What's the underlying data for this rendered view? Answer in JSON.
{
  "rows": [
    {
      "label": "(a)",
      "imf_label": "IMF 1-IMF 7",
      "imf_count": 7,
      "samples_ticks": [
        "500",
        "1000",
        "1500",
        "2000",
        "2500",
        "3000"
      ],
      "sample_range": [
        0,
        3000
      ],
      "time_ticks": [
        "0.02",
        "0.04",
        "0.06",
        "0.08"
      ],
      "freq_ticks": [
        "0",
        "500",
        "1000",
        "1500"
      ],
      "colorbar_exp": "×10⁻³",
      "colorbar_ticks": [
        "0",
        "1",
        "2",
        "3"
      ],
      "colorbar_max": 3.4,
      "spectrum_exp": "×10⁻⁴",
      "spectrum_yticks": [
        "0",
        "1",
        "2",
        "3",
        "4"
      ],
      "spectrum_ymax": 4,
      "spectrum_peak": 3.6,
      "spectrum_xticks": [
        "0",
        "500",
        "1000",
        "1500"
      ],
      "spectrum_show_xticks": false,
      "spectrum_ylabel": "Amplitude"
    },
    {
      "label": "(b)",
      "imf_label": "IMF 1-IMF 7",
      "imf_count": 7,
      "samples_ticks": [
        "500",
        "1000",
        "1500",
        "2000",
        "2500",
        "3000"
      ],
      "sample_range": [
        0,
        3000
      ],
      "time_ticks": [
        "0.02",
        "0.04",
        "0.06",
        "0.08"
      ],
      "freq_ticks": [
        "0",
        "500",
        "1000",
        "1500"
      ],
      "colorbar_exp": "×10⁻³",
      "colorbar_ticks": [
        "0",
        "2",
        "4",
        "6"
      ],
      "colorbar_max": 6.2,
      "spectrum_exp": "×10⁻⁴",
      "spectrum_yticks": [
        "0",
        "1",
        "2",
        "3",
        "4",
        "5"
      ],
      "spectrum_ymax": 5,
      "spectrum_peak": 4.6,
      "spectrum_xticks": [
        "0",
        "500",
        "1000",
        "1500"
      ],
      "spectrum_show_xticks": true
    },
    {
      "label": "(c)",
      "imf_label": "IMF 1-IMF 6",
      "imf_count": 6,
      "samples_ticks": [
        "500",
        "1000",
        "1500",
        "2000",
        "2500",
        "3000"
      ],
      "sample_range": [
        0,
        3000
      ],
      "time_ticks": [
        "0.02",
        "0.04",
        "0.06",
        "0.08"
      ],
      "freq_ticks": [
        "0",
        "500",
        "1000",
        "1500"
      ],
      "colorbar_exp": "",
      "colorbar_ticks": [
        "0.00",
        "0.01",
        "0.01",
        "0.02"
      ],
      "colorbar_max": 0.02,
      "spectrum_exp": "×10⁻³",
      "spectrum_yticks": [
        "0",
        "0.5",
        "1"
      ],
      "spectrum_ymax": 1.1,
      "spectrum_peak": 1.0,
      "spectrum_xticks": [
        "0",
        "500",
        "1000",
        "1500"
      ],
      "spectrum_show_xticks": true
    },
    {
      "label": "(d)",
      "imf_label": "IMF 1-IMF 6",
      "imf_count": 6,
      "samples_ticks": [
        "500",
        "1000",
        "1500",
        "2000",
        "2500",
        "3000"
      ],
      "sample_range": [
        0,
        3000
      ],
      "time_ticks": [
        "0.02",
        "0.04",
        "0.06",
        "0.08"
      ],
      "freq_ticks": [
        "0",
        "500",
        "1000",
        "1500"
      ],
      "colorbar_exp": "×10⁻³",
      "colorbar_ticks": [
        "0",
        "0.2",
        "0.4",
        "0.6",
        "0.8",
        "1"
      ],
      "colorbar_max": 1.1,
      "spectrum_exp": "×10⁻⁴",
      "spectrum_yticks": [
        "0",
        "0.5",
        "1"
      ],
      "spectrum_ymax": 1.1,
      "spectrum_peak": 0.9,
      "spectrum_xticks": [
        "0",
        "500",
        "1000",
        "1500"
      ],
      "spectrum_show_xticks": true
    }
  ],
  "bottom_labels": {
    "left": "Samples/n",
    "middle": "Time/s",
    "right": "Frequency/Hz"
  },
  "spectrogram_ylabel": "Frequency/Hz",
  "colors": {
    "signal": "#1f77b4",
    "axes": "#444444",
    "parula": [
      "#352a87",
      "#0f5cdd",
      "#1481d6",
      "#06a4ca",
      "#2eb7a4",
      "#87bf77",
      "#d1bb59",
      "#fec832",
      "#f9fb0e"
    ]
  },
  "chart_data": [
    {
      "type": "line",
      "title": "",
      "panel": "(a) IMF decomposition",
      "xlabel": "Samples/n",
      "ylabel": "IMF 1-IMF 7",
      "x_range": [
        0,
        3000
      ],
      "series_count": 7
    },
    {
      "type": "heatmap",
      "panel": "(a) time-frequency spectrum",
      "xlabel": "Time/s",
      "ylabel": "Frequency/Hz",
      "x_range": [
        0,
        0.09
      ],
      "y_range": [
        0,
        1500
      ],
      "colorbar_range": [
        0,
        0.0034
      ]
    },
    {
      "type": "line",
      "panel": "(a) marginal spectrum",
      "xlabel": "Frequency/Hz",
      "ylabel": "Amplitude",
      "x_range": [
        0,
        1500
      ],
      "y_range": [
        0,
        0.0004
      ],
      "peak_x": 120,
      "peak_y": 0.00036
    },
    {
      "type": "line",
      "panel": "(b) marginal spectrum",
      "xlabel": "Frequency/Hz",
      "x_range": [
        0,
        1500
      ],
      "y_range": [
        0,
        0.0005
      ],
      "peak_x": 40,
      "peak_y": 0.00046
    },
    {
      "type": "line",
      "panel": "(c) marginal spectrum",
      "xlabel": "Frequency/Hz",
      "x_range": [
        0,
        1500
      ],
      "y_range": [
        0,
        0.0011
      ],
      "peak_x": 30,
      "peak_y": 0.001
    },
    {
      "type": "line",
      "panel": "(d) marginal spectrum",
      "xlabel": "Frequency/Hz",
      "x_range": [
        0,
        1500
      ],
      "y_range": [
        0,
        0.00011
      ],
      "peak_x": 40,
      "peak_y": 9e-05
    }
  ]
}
____________________
■ **SHORT PROBLEM**: Copy the material above verbatim.

■ **CORRECT OUTPUT**:
What's the underlying data for this rendered view? Answer in JSON.
{
  "rows": [
    {
      "label": "(a)",
      "imf_label": "IMF 1-IMF 7",
      "imf_count": 7,
      "samples_ticks": [
        "500",
        "1000",
        "1500",
        "2000",
        "2500",
        "3000"
      ],
      "sample_range": [
        0,
        3000
      ],
      "time_ticks": [
        "0.02",
        "0.04",
        "0.06",
        "0.08"
      ],
      "freq_ticks": [
        "0",
        "500",
        "1000",
        "1500"
      ],
      "colorbar_exp": "×10⁻³",
      "colorbar_ticks": [
        "0",
        "1",
        "2",
        "3"
      ],
      "colorbar_max": 3.4,
      "spectrum_exp": "×10⁻⁴",
      "spectrum_yticks": [
        "0",
        "1",
        "2",
        "3",
        "4"
      ],
      "spectrum_ymax": 4,
      "spectrum_peak": 3.6,
      "spectrum_xticks": [
        "0",
        "500",
        "1000",
        "1500"
      ],
      "spectrum_show_xticks": false,
      "spectrum_ylabel": "Amplitude"
    },
    {
      "label": "(b)",
      "imf_label": "IMF 1-IMF 7",
      "imf_count": 7,
      "samples_ticks": [
        "500",
        "1000",
        "1500",
        "2000",
        "2500",
        "3000"
      ],
      "sample_range": [
        0,
        3000
      ],
      "time_ticks": [
        "0.02",
        "0.04",
        "0.06",
        "0.08"
      ],
      "freq_ticks": [
        "0",
        "500",
        "1000",
        "1500"
      ],
      "colorbar_exp": "×10⁻³",
      "colorbar_ticks": [
        "0",
        "2",
        "4",
        "6"
      ],
      "colorbar_max": 6.2,
      "spectrum_exp": "×10⁻⁴",
      "spectrum_yticks": [
        "0",
        "1",
        "2",
        "3",
        "4",
        "5"
      ],
      "spectrum_ymax": 5,
      "spectrum_peak": 4.6,
      "spectrum_xticks": [
        "0",
        "500",
        "1000",
        "1500"
      ],
      "spectrum_show_xticks": true
    },
    {
      "label": "(c)",
      "imf_label": "IMF 1-IMF 6",
      "imf_count": 6,
      "samples_ticks": [
        "500",
        "1000",
        "1500",
        "2000",
        "2500",
        "3000"
      ],
      "sample_range": [
        0,
        3000
      ],
      "time_ticks": [
        "0.02",
        "0.04",
        "0.06",
        "0.08"
      ],
      "freq_ticks": [
        "0",
        "500",
        "1000",
        "1500"
      ],
      "colorbar_exp": "",
      "colorbar_ticks": [
        "0.00",
        "0.01",
        "0.01",
        "0.02"
      ],
      "colorbar_max": 0.02,
      "spectrum_exp": "×10⁻³",
      "spectrum_yticks": [
        "0",
        "0.5",
        "1"
      ],
      "spectrum_ymax": 1.1,
      "spectrum_peak": 1.0,
      "spectrum_xticks": [
        "0",
        "500",
        "1000",
        "1500"
      ],
      "spectrum_show_xticks": true
    },
    {
      "label": "(d)",
      "imf_label": "IMF 1-IMF 6",
      "imf_count": 6,
      "samples_ticks": [
        "500",
        "1000",
        "1500",
        "2000",
        "2500",
        "3000"
      ],
      "sample_range": [
        0,
        3000
      ],
      "time_ticks": [
        "0.02",
        "0.04",
        "0.06",
        "0.08"
      ],
      "freq_ticks": [
        "0",
        "500",
        "1000",
        "1500"
      ],
      "colorbar_exp": "×10⁻³",
      "colorbar_ticks": [
        "0",
        "0.2",
        "0.4",
        "0.6",
        "0.8",
        "1"
      ],
      "colorbar_max": 1.1,
      "spectrum_exp": "×10⁻⁴",
      "spectrum_yticks": [
        "0",
        "0.5",
        "1"
      ],
      "spectrum_ymax": 1.1,
      "spectrum_peak": 0.9,
      "spectrum_xticks": [
        "0",
        "500",
        "1000",
        "1500"
      ],
      "spectrum_show_xticks": true
    }
  ],
  "bottom_labels": {
    "left": "Samples/n",
    "middle": "Time/s",
    "right": "Frequency/Hz"
  },
  "spectrogram_ylabel": "Frequency/Hz",
  "colors": {
    "signal": "#1f77b4",
    "axes": "#444444",
    "parula": [
      "#352a87",
      "#0f5cdd",
      "#1481d6",
      "#06a4ca",
      "#2eb7a4",
      "#87bf77",
      "#d1bb59",
      "#fec832",
      "#f9fb0e"
    ]
  },
  "chart_data": [
    {
      "type": "line",
      "title": "",
      "panel": "(a) IMF decomposition",
      "xlabel": "Samples/n",
      "ylabel": "IMF 1-IMF 7",
      "x_range": [
        0,
        3000
      ],
      "series_count": 7
    },
    {
      "type": "heatmap",
      "panel": "(a) time-frequency spectrum",
      "xlabel": "Time/s",
      "ylabel": "Frequency/Hz",
      "x_range": [
        0,
        0.09
      ],
      "y_range": [
        0,
        1500
      ],
      "colorbar_range": [
        0,
        0.0034
      ]
    },
    {
      "type": "line",
      "panel": "(a) marginal spectrum",
      "xlabel": "Frequency/Hz",
      "ylabel": "Amplitude",
      "x_range": [
        0,
        1500
      ],
      "y_range": [
        0,
        0.0004
      ],
      "peak_x": 120,
      "peak_y": 0.00036
    },
    {
      "type": "line",
      "panel": "(b) marginal spectrum",
      "xlabel": "Frequency/Hz",
      "x_range": [
        0,
        1500
      ],
      "y_range": [
        0,
        0.0005
      ],
      "peak_x": 40,
      "peak_y": 0.00046
    },
    {
      "type": "line",
      "panel": "(c) marginal spectrum",
      "xlabel": "Frequency/Hz",
      "x_range": [
        0,
        1500
      ],
      "y_range": [
        0,
        0.0011
      ],
      "peak_x": 30,
      "peak_y": 0.001
    },
    {
      "type": "line",
      "panel": "(d) marginal spectrum",
      "xlabel": "Frequency/Hz",
      "x_range": [
        0,
        1500
      ],
      "y_range": [
        0,
        0.00011
      ],
      "peak_x": 40,
      "peak_y": 9e-05
    }
  ]
}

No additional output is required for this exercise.